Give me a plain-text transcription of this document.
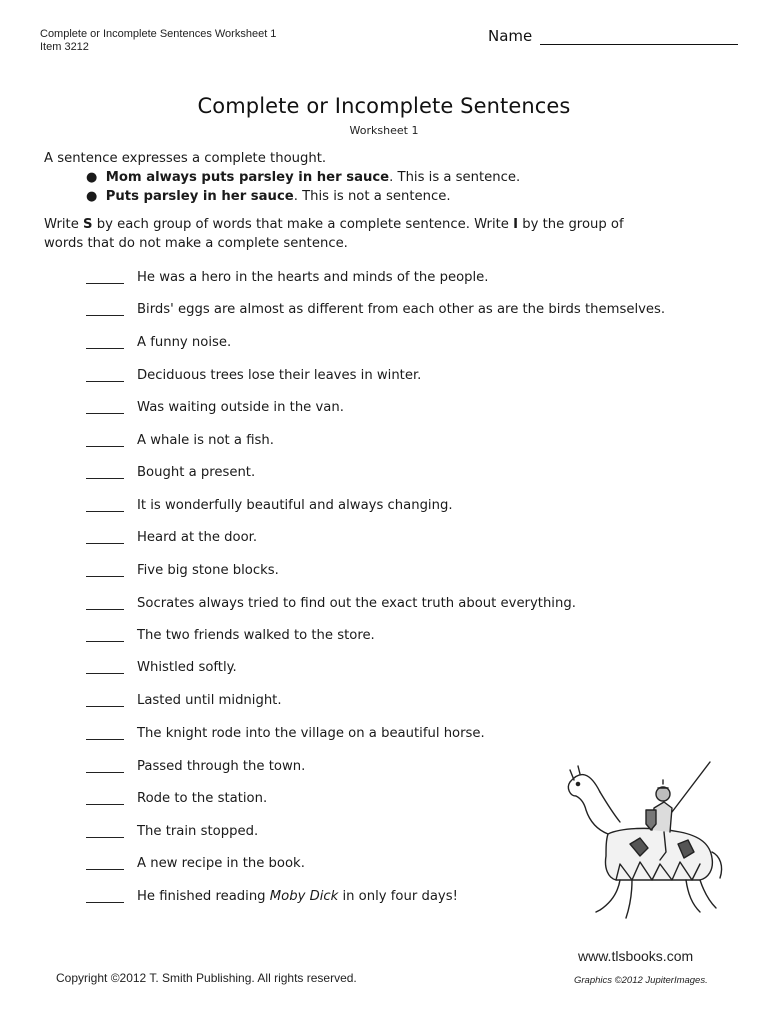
Complete or Incomplete Sentences Worksheet 1
Item 3212
Name
Complete or Incomplete Sentences
Worksheet 1
A sentence expresses a complete thought.
● Mom always puts parsley in her sauce. This is a sentence.
● Puts parsley in her sauce. This is not a sentence.
Write S by each group of words that make a complete sentence. Write I by the group of
words that do not make a complete sentence.
He was a hero in the hearts and minds of the people.
Birds' eggs are almost as different from each other as are the birds themselves.
A funny noise.
Deciduous trees lose their leaves in winter.
Was waiting outside in the van.
A whale is not a fish.
Bought a present.
It is wonderfully beautiful and always changing.
Heard at the door.
Five big stone blocks.
Socrates always tried to find out the exact truth about everything.
The two friends walked to the store.
Whistled softly.
Lasted until midnight.
The knight rode into the village on a beautiful horse.
Passed through the town.
Rode to the station.
The train stopped.
A new recipe in the book.
He finished reading Moby Dick in only four days!
www.tlsbooks.com
Copyright ©2012 T. Smith Publishing. All rights reserved.	Graphics ©2012 JupiterImages.
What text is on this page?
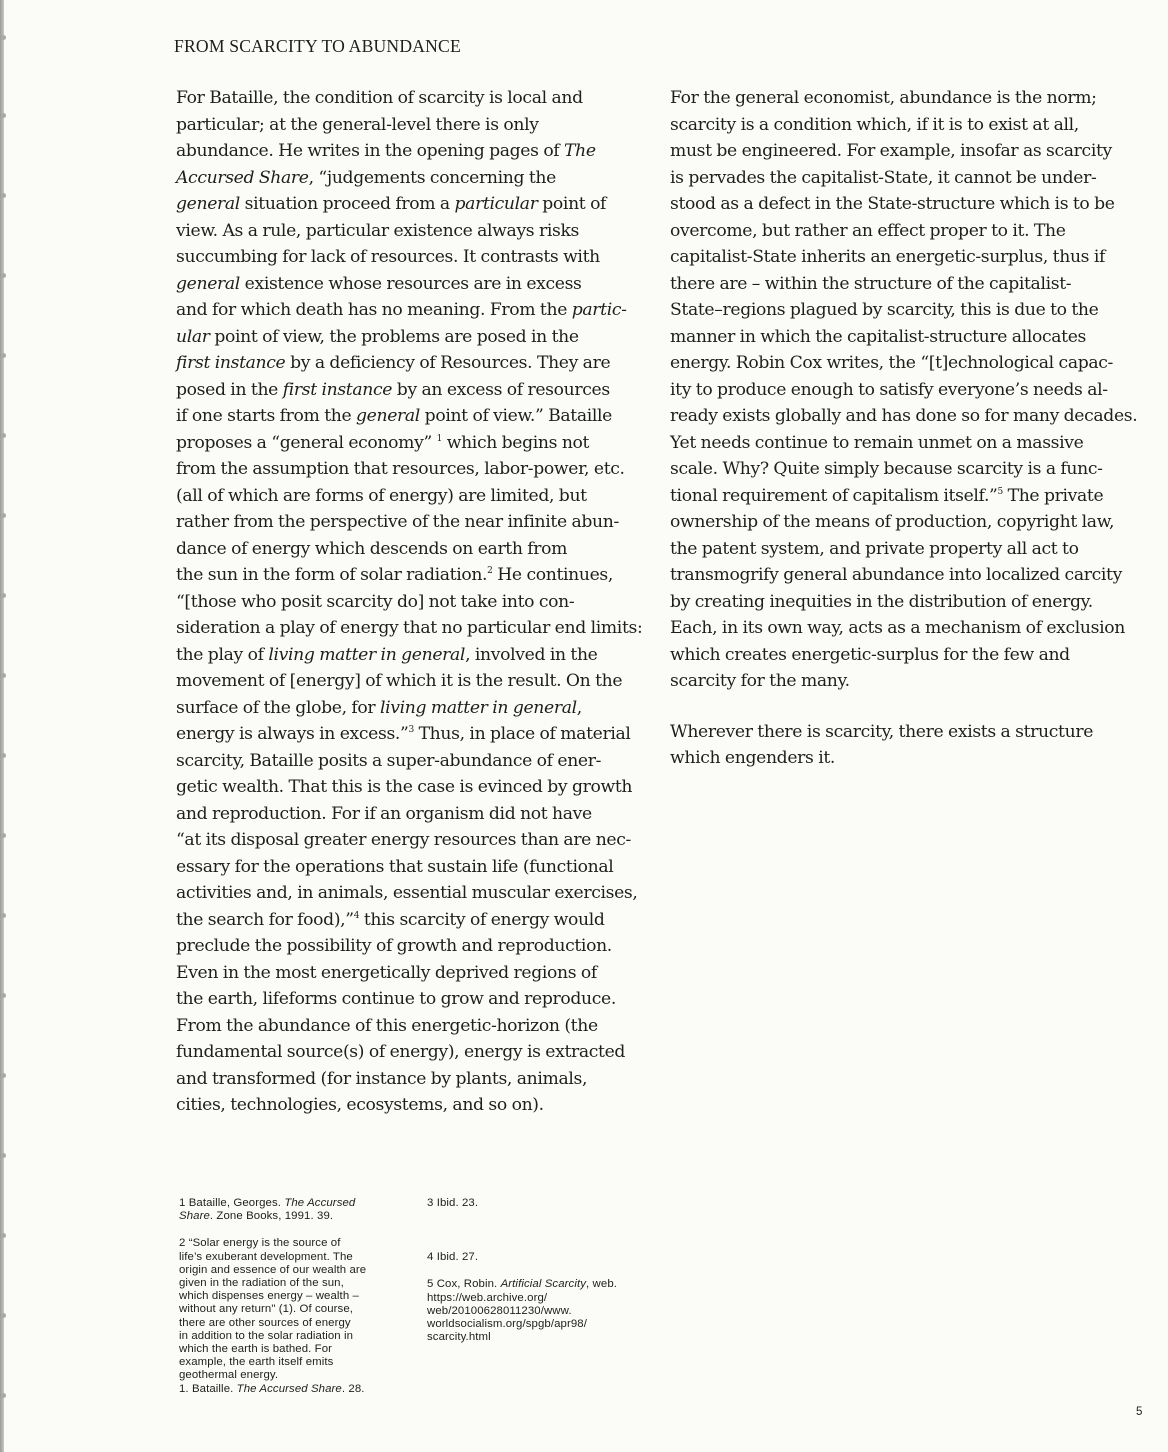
FROM SCARCITY TO ABUNDANCE
For Bataille, the condition of scarcity is local and
particular; at the general-level there is only
abundance. He writes in the opening pages of The
Accursed Share, “judgements concerning the
general situation proceed from a particular point of
view. As a rule, particular existence always risks
succumbing for lack of resources. It contrasts with
general existence whose resources are in excess
and for which death has no meaning. From the partic-
ular point of view, the problems are posed in the
first instance by a deficiency of Resources. They are
posed in the first instance by an excess of resources
if one starts from the general point of view.” Bataille
proposes a “general economy” $^1$ which begins not
from the assumption that resources, labor-power, etc.
(all of which are forms of energy) are limited, but
rather from the perspective of the near infinite abun-
dance of energy which descends on earth from
the sun in the form of solar radiation.$^2$ He continues,
“[those who posit scarcity do] not take into con-
sideration a play of energy that no particular end limits:
the play of living matter in general, involved in the
movement of [energy] of which it is the result. On the
surface of the globe, for living matter in general,
energy is always in excess.”$^3$ Thus, in place of material
scarcity, Bataille posits a super-abundance of ener-
getic wealth. That this is the case is evinced by growth
and reproduction. For if an organism did not have
“at its disposal greater energy resources than are nec-
essary for the operations that sustain life (functional
activities and, in animals, essential muscular exercises,
the search for food),”$^4$ this scarcity of energy would
preclude the possibility of growth and reproduction.
Even in the most energetically deprived regions of
the earth, lifeforms continue to grow and reproduce.
From the abundance of this energetic-horizon (the
fundamental source(s) of energy), energy is extracted
and transformed (for instance by plants, animals,
cities, technologies, ecosystems, and so on).
For the general economist, abundance is the norm;
scarcity is a condition which, if it is to exist at all,
must be engineered. For example, insofar as scarcity
is pervades the capitalist-State, it cannot be under-
stood as a defect in the State-structure which is to be
overcome, but rather an effect proper to it. The
capitalist-State inherits an energetic-surplus, thus if
there are – within the structure of the capitalist-
State–regions plagued by scarcity, this is due to the
manner in which the capitalist-structure allocates
energy. Robin Cox writes, the “[t]echnological capac-
ity to produce enough to satisfy everyone’s needs al-
ready exists globally and has done so for many decades.
Yet needs continue to remain unmet on a massive
scale. Why? Quite simply because scarcity is a func-
tional requirement of capitalism itself.”$^5$ The private
ownership of the means of production, copyright law,
the patent system, and private property all act to
transmogrify general abundance into localized carcity
by creating inequities in the distribution of energy.
Each, in its own way, acts as a mechanism of exclusion
which creates energetic-surplus for the few and
scarcity for the many.
Wherever there is scarcity, there exists a structure
which engenders it.
1 Bataille, Georges. The Accursed
Share. Zone Books, 1991. 39.
2 “Solar energy is the source of
life’s exuberant development. The
origin and essence of our wealth are
given in the radiation of the sun,
which dispenses energy – wealth –
without any return" (1). Of course,
there are other sources of energy
in addition to the solar radiation in
which the earth is bathed. For
example, the earth itself emits
geothermal energy.
1. Bataille. The Accursed Share. 28.
3 Ibid. 23.
4 Ibid. 27.
5 Cox, Robin. Artificial Scarcity, web.
https://web.archive.org/
web/20100628011230/www.
worldsocialism.org/spgb/apr98/
scarcity.html
5
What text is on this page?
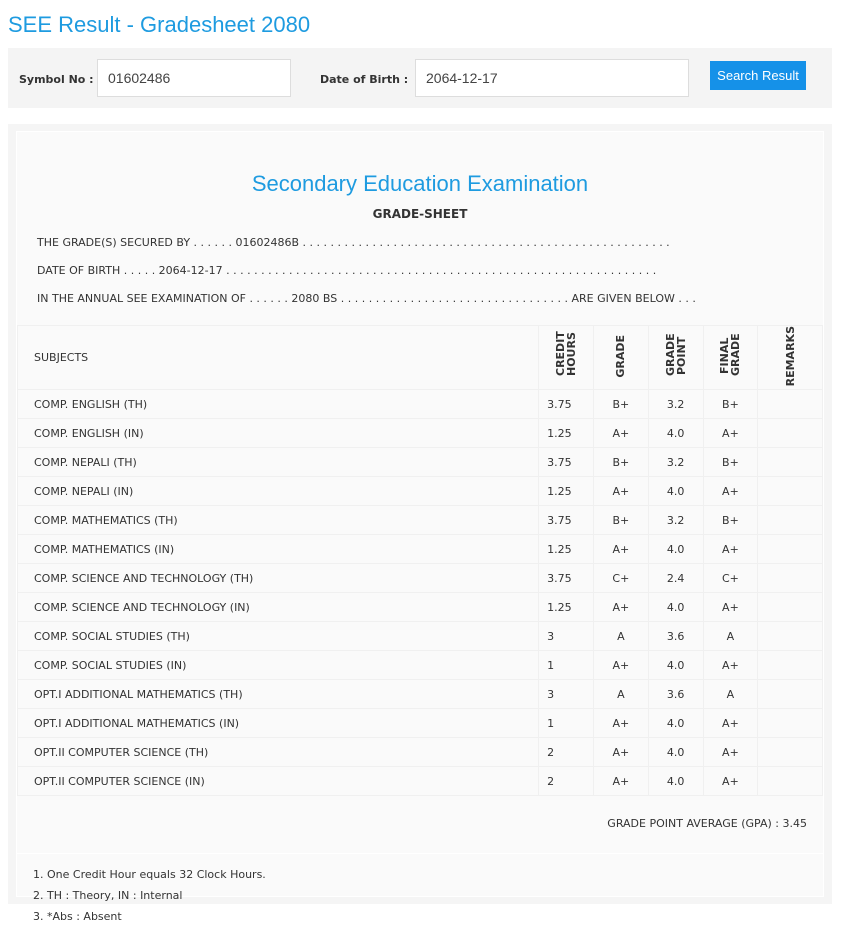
SEE Result - Gradesheet 2080
Symbol No :
01602486	Date of Birth :
2064-12-17	Search Result
Secondary Education Examination
GRADE-SHEET
THE GRADE(S) SECURED BY . . . . . . 01602486B . . . . . . . . . . . . . . . . . . . . . . . . . . . . . . . . . . . . . . . . . . . . . . . . . . . . .
DATE OF BIRTH . . . . . 2064-12-17 . . . . . . . . . . . . . . . . . . . . . . . . . . . . . . . . . . . . . . . . . . . . . . . . . . . . . . . . . . . . . .
IN THE ANNUAL SEE EXAMINATION OF . . . . . . 2080 BS . . . . . . . . . . . . . . . . . . . . . . . . . . . . . . . . . ARE GIVEN BELOW . . .
SUBJECTS	CREDIT HOURS	GRADE	GRADE POINT	FINAL GRADE	REMARKS
COMP. ENGLISH (TH)	3.75	B+	3.2	B+	
COMP. ENGLISH (IN)	1.25	A+	4.0	A+	
COMP. NEPALI (TH)	3.75	B+	3.2	B+	
COMP. NEPALI (IN)	1.25	A+	4.0	A+	
COMP. MATHEMATICS (TH)	3.75	B+	3.2	B+	
COMP. MATHEMATICS (IN)	1.25	A+	4.0	A+	
COMP. SCIENCE AND TECHNOLOGY (TH)	3.75	C+	2.4	C+	
COMP. SCIENCE AND TECHNOLOGY (IN)	1.25	A+	4.0	A+	
COMP. SOCIAL STUDIES (TH)	3	A	3.6	A	
COMP. SOCIAL STUDIES (IN)	1	A+	4.0	A+	
OPT.I ADDITIONAL MATHEMATICS (TH)	3	A	3.6	A	
OPT.I ADDITIONAL MATHEMATICS (IN)	1	A+	4.0	A+	
OPT.II COMPUTER SCIENCE (TH)	2	A+	4.0	A+	
OPT.II COMPUTER SCIENCE (IN)	2	A+	4.0	A+	
GRADE POINT AVERAGE (GPA) : 3.45
1. One Credit Hour equals 32 Clock Hours.
2. TH : Theory, IN : Internal
3. *Abs : Absent
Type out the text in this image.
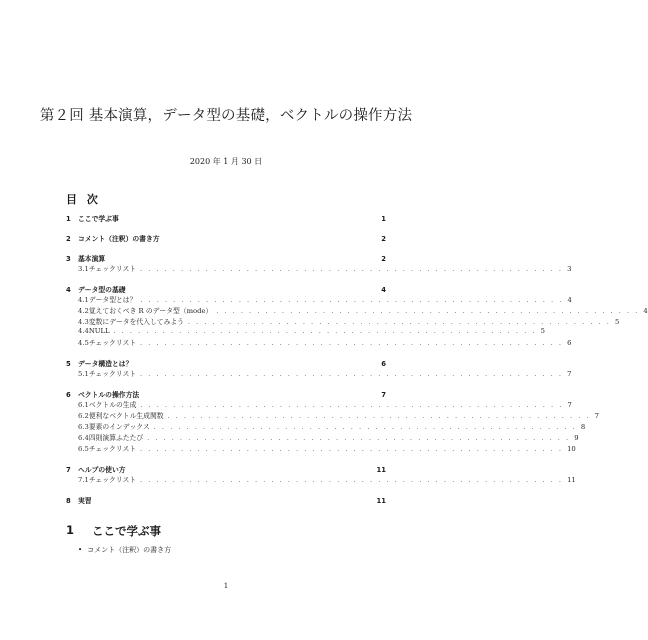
第２回 基本演算，データ型の基礎，ベクトルの操作方法
2020 年 1 月 30 日
目 次
1	ここで学ぶ事	1
2	コメント（注釈）の書き方	2
3	基本演算	2
3.1 チェックリスト . . . . . . . . . . . . . . . . . . . . . . . . . . . . . . . . . . . . . . . . . . . . . . . . . . . . 3
4	データ型の基礎	4
4.1 データ型とは？ . . . . . . . . . . . . . . . . . . . . . . . . . . . . . . . . . . . . . . . . . . . . . . . . . . . . 4
4.2 覚えておくべき R のデータ型（mode） . . . . . . . . . . . . . . . . . . . . . . . . . . . . . . . . . . . . . . . . . . . . . . . . . . . . 4
4.3 変数にデータを代入してみよう . . . . . . . . . . . . . . . . . . . . . . . . . . . . . . . . . . . . . . . . . . . . . . . . . . . . 5
4.4 NULL . . . . . . . . . . . . . . . . . . . . . . . . . . . . . . . . . . . . . . . . . . . . . . . . . . . . 5
4.5 チェックリスト . . . . . . . . . . . . . . . . . . . . . . . . . . . . . . . . . . . . . . . . . . . . . . . . . . . . 6
5	データ構造とは？	6
5.1 チェックリスト . . . . . . . . . . . . . . . . . . . . . . . . . . . . . . . . . . . . . . . . . . . . . . . . . . . . 7
6	ベクトルの操作方法	7
6.1 ベクトルの生成 . . . . . . . . . . . . . . . . . . . . . . . . . . . . . . . . . . . . . . . . . . . . . . . . . . . . 7
6.2 便利なベクトル生成関数 . . . . . . . . . . . . . . . . . . . . . . . . . . . . . . . . . . . . . . . . . . . . . . . . . . . . 7
6.3 要素のインデックス . . . . . . . . . . . . . . . . . . . . . . . . . . . . . . . . . . . . . . . . . . . . . . . . . . . . 8
6.4 四則演算ふたたび . . . . . . . . . . . . . . . . . . . . . . . . . . . . . . . . . . . . . . . . . . . . . . . . . . . . 9
6.5 チェックリスト . . . . . . . . . . . . . . . . . . . . . . . . . . . . . . . . . . . . . . . . . . . . . . . . . . . . 10
7	ヘルプの使い方	11
7.1 チェックリスト . . . . . . . . . . . . . . . . . . . . . . . . . . . . . . . . . . . . . . . . . . . . . . . . . . . . 11
8	実習	11
1 ここで学ぶ事
• コメント（注釈）の書き方
1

(DESCRIPTION OF THE TASK): Gather each line in the data that holds the string "earth".

(IN RESPONSE):
dance of energy which descends on earth from
the earth, lifeforms continue to grow and reproduce.
which the earth is bathed. For
example, the earth itself emits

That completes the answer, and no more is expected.